→ INSTRUCTIONS FOR THE TASK
In full and without alteration, give the listing again.

→ DATASET EXTRACT
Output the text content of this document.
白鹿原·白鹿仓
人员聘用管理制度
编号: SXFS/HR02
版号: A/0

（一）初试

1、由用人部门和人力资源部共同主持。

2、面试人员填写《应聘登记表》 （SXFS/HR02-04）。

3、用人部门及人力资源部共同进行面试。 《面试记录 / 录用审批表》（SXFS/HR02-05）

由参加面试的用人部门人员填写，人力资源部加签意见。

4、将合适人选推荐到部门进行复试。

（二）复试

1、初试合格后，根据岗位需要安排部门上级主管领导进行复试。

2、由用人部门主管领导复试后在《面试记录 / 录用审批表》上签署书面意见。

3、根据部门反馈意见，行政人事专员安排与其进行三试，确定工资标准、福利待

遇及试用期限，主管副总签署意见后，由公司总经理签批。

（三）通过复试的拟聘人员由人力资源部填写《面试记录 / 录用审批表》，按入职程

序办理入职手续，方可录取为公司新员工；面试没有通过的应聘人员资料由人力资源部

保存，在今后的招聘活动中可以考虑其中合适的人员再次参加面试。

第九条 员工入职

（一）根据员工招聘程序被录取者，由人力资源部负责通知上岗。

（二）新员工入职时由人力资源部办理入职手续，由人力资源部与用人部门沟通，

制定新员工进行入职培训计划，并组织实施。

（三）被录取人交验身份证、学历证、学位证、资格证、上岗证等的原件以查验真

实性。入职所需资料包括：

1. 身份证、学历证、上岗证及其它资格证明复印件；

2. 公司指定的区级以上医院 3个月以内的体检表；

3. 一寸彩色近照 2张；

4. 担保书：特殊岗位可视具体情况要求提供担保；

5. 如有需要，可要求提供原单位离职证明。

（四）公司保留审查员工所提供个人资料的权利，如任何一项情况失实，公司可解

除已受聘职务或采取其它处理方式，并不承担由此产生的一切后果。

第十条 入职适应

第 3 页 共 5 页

→ THE RESPONSE
Output the text content of this document.
白鹿原·白鹿仓
人员聘用管理制度
编号: SXFS/HR02
版号: A/0

（一）初试

1、由用人部门和人力资源部共同主持。

2、面试人员填写《应聘登记表》 （SXFS/HR02-04）。

3、用人部门及人力资源部共同进行面试。 《面试记录 / 录用审批表》（SXFS/HR02-05）

由参加面试的用人部门人员填写，人力资源部加签意见。

4、将合适人选推荐到部门进行复试。

（二）复试

1、初试合格后，根据岗位需要安排部门上级主管领导进行复试。

2、由用人部门主管领导复试后在《面试记录 / 录用审批表》上签署书面意见。

3、根据部门反馈意见，行政人事专员安排与其进行三试，确定工资标准、福利待

遇及试用期限，主管副总签署意见后，由公司总经理签批。

（三）通过复试的拟聘人员由人力资源部填写《面试记录 / 录用审批表》，按入职程

序办理入职手续，方可录取为公司新员工；面试没有通过的应聘人员资料由人力资源部

保存，在今后的招聘活动中可以考虑其中合适的人员再次参加面试。

第九条 员工入职

（一）根据员工招聘程序被录取者，由人力资源部负责通知上岗。

（二）新员工入职时由人力资源部办理入职手续，由人力资源部与用人部门沟通，

制定新员工进行入职培训计划，并组织实施。

（三）被录取人交验身份证、学历证、学位证、资格证、上岗证等的原件以查验真

实性。入职所需资料包括：

1. 身份证、学历证、上岗证及其它资格证明复印件；

2. 公司指定的区级以上医院 3个月以内的体检表；

3. 一寸彩色近照 2张；

4. 担保书：特殊岗位可视具体情况要求提供担保；

5. 如有需要，可要求提供原单位离职证明。

（四）公司保留审查员工所提供个人资料的权利，如任何一项情况失实，公司可解

除已受聘职务或采取其它处理方式，并不承担由此产生的一切后果。

第十条 入职适应

第 3 页 共 5 页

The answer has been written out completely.